◆ Provided entries
○ ○ ○

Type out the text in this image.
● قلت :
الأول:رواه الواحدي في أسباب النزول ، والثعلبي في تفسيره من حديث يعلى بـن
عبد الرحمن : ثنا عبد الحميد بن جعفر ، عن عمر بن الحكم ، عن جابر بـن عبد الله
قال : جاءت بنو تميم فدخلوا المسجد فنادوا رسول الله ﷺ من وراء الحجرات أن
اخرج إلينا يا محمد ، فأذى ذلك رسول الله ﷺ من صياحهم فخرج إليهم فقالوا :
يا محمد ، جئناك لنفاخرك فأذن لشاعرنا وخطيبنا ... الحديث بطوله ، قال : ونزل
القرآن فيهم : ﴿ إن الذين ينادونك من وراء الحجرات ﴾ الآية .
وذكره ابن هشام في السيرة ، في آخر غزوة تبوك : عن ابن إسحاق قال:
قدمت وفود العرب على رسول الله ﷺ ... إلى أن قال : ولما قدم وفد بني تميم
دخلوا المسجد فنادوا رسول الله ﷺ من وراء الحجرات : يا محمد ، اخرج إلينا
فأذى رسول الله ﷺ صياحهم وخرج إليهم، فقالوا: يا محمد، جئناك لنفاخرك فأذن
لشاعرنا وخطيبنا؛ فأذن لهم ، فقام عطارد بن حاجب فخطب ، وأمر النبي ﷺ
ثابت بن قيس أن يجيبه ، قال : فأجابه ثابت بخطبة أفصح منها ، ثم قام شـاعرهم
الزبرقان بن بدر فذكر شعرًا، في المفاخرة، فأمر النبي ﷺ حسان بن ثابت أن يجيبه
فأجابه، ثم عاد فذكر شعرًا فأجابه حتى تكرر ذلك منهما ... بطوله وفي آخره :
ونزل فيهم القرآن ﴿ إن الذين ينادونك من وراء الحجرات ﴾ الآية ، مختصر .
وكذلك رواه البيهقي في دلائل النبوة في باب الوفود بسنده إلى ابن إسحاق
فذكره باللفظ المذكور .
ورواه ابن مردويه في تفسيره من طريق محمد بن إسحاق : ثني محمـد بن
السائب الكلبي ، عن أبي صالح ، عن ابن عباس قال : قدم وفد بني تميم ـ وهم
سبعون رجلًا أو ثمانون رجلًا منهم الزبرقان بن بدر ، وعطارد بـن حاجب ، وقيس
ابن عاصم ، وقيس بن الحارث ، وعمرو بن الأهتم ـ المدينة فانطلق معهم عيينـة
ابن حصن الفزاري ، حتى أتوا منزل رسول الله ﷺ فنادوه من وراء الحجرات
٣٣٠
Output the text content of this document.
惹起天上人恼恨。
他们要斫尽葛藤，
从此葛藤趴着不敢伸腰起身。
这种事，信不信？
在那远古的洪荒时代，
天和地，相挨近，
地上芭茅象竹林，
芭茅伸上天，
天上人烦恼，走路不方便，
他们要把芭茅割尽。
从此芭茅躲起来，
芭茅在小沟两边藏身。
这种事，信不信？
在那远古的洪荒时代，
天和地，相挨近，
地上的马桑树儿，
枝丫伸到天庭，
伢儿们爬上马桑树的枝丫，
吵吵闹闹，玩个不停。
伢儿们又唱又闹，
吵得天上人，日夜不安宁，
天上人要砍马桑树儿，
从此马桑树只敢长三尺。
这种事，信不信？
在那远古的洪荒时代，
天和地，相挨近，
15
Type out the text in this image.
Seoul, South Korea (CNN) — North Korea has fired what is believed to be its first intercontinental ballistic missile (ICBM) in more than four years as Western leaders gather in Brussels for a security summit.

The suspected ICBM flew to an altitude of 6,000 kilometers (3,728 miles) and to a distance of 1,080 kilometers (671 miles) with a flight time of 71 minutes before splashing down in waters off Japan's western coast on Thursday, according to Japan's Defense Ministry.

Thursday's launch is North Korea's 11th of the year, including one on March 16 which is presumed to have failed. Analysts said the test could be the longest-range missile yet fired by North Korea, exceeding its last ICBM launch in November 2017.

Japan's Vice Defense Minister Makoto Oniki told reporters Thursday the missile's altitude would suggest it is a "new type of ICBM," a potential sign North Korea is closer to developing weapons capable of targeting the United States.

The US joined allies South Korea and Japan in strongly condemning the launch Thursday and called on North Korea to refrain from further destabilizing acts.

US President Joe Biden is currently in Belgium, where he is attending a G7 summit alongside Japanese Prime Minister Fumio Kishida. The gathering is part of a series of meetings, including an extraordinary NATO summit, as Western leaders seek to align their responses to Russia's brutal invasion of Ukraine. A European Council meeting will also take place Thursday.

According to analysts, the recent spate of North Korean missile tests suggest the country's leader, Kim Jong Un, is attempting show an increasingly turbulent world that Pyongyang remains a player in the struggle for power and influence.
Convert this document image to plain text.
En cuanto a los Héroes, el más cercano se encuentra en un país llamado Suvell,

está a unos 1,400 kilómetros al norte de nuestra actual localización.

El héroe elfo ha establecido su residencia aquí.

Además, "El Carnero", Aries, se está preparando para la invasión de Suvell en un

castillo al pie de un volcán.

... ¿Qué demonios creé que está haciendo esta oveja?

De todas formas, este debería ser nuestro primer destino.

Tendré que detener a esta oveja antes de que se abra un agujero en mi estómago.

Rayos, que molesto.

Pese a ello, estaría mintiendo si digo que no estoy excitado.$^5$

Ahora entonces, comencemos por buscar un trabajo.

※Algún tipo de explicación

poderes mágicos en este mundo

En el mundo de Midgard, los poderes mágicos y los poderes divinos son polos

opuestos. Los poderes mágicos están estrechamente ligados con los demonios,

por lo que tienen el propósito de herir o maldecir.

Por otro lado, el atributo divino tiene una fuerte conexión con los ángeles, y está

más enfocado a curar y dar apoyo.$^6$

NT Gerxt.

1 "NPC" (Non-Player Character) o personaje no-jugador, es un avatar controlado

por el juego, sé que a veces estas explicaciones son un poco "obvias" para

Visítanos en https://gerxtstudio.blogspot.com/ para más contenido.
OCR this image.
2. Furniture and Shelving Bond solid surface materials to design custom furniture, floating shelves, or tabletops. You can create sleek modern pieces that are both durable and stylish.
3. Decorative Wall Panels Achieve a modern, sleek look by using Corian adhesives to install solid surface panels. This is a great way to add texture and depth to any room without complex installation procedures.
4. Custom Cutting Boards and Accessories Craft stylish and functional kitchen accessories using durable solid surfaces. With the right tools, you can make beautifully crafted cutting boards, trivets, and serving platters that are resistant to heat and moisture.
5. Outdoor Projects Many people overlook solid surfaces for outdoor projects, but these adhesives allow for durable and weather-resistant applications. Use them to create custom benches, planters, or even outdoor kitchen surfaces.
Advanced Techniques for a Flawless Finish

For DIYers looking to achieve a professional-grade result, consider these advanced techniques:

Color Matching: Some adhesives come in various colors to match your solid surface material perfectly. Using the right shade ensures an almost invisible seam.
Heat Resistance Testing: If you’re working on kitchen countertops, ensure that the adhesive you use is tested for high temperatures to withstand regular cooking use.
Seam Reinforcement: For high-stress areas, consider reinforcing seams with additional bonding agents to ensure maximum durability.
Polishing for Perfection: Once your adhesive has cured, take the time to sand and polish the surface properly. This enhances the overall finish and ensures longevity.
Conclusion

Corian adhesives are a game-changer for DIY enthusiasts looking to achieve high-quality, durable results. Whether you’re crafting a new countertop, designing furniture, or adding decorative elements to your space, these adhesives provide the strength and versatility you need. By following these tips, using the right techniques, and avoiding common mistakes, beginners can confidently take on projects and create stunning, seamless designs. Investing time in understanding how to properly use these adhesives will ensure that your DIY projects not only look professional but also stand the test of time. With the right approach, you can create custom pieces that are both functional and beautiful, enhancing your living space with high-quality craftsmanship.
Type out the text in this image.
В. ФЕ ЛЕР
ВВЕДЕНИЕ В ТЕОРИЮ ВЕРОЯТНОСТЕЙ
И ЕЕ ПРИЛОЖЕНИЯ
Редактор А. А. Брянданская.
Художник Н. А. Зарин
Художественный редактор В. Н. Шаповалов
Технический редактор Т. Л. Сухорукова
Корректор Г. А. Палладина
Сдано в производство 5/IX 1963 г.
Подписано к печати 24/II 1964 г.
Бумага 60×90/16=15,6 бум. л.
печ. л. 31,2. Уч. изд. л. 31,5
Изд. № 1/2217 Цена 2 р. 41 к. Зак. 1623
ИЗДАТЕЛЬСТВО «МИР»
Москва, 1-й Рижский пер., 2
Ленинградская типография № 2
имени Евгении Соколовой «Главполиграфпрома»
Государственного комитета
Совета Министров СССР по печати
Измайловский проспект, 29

○ ○ ○

◆ Written request
Scan the records above for the string "إسحاق", then select every line that holds it.

◆ Response to the exercise
وذكره ابن هشام في السيرة ، في آخر غزوة تبوك : عن ابن إسحاق قال:
وكذلك رواه البيهقي في دلائل النبوة في باب الوفود بسنده إلى ابن إسحاق
ورواه ابن مردويه في تفسيره من طريق محمد بن إسحاق : ثني محمـد بن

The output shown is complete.